## START Entries supplied

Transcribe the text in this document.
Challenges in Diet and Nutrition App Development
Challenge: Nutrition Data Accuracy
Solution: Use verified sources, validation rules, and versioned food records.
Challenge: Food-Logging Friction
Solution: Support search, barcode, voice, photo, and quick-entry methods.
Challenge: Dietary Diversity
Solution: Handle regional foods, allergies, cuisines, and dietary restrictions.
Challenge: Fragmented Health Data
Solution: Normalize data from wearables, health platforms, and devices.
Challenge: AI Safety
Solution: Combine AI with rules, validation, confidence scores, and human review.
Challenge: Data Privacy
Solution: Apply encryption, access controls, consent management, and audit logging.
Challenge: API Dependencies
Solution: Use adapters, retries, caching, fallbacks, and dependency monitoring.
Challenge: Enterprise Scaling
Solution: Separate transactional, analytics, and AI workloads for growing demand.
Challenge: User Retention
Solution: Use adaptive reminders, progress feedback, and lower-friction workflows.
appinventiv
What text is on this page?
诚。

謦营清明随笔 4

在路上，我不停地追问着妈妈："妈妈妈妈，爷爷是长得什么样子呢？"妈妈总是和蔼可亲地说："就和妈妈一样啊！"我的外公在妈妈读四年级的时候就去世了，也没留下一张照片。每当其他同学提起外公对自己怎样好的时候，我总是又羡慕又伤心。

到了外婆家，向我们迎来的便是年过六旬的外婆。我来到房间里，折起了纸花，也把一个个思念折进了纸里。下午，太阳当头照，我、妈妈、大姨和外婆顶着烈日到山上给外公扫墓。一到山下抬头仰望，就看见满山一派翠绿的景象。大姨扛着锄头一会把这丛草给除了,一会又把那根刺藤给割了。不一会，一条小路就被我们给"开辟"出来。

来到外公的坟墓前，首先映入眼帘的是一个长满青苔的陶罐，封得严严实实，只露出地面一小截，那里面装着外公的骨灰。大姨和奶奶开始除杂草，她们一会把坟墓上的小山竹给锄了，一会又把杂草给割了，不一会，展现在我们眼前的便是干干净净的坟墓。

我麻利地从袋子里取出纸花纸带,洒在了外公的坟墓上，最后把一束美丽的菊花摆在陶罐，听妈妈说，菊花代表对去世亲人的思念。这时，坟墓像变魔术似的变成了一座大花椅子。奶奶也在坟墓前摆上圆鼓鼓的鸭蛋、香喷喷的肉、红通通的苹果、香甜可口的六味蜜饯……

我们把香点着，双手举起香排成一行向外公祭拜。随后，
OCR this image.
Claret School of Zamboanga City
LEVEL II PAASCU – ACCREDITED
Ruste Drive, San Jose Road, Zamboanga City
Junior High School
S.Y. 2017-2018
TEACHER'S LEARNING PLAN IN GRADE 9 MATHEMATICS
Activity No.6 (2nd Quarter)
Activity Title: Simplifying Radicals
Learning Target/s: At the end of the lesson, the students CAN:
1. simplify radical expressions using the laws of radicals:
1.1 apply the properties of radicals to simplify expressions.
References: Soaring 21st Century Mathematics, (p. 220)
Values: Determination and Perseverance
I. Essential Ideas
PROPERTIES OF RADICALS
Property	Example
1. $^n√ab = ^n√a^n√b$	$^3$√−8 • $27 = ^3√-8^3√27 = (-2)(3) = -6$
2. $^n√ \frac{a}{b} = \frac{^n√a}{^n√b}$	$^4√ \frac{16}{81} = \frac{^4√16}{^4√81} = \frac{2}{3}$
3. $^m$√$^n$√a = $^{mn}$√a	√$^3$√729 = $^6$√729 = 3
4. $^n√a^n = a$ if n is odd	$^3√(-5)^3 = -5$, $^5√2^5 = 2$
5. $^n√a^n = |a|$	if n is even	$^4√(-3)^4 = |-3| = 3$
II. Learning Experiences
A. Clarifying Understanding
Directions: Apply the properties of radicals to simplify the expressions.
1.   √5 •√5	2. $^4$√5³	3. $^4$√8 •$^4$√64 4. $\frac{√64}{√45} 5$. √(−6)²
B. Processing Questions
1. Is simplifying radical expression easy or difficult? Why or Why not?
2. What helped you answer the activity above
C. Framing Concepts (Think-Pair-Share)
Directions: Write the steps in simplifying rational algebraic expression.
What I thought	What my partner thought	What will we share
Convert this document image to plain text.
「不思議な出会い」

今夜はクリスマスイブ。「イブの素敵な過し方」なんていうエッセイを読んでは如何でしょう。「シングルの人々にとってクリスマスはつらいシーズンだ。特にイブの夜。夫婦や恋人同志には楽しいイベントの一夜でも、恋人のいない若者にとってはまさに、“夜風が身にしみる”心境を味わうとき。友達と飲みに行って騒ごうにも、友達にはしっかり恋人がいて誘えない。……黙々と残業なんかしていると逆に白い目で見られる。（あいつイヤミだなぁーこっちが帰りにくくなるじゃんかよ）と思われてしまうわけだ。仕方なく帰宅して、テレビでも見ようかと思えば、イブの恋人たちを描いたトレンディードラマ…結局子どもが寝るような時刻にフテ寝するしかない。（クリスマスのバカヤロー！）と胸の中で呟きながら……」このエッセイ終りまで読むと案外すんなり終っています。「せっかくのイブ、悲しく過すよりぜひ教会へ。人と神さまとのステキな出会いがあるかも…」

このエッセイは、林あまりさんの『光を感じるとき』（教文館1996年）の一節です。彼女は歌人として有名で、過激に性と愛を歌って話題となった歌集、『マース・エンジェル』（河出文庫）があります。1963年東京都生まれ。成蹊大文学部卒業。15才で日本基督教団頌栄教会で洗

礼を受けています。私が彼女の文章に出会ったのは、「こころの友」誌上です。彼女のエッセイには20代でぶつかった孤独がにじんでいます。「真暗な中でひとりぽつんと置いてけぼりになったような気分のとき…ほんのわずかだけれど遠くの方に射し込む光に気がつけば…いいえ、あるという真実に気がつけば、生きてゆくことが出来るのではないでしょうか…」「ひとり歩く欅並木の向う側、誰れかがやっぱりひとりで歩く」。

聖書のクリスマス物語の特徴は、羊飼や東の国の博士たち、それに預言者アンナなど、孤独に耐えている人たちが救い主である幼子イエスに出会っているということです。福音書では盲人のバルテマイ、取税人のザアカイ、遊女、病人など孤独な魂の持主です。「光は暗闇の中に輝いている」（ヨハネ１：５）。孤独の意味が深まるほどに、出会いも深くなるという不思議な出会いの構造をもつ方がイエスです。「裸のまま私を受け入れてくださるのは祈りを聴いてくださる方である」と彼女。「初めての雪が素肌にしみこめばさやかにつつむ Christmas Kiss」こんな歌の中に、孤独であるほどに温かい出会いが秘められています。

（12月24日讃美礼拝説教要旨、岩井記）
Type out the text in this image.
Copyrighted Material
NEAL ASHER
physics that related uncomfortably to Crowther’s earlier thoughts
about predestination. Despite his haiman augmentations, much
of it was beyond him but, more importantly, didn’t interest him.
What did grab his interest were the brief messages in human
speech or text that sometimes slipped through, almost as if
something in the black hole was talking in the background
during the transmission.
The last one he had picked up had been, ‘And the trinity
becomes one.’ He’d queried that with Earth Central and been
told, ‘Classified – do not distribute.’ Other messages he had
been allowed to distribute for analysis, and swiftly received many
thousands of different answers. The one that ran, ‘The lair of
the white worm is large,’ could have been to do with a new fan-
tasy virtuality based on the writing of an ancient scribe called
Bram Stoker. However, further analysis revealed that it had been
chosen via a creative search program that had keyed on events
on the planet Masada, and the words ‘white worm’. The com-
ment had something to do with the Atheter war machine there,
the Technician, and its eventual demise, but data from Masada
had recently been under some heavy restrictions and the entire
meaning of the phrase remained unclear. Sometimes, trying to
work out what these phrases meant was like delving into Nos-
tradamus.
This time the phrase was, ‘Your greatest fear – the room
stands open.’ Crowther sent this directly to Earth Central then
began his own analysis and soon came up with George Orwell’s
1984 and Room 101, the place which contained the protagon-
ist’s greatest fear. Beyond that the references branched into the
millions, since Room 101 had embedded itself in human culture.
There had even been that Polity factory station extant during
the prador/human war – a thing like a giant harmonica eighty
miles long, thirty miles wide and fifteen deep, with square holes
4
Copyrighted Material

## END Entries supplied

**Challenge:** In the records above, find each line with the word "interest" and copy it.

**Output for this task:**
of it was beyond him but, more importantly, didn’t interest him.
What did grab his interest were the brief messages in human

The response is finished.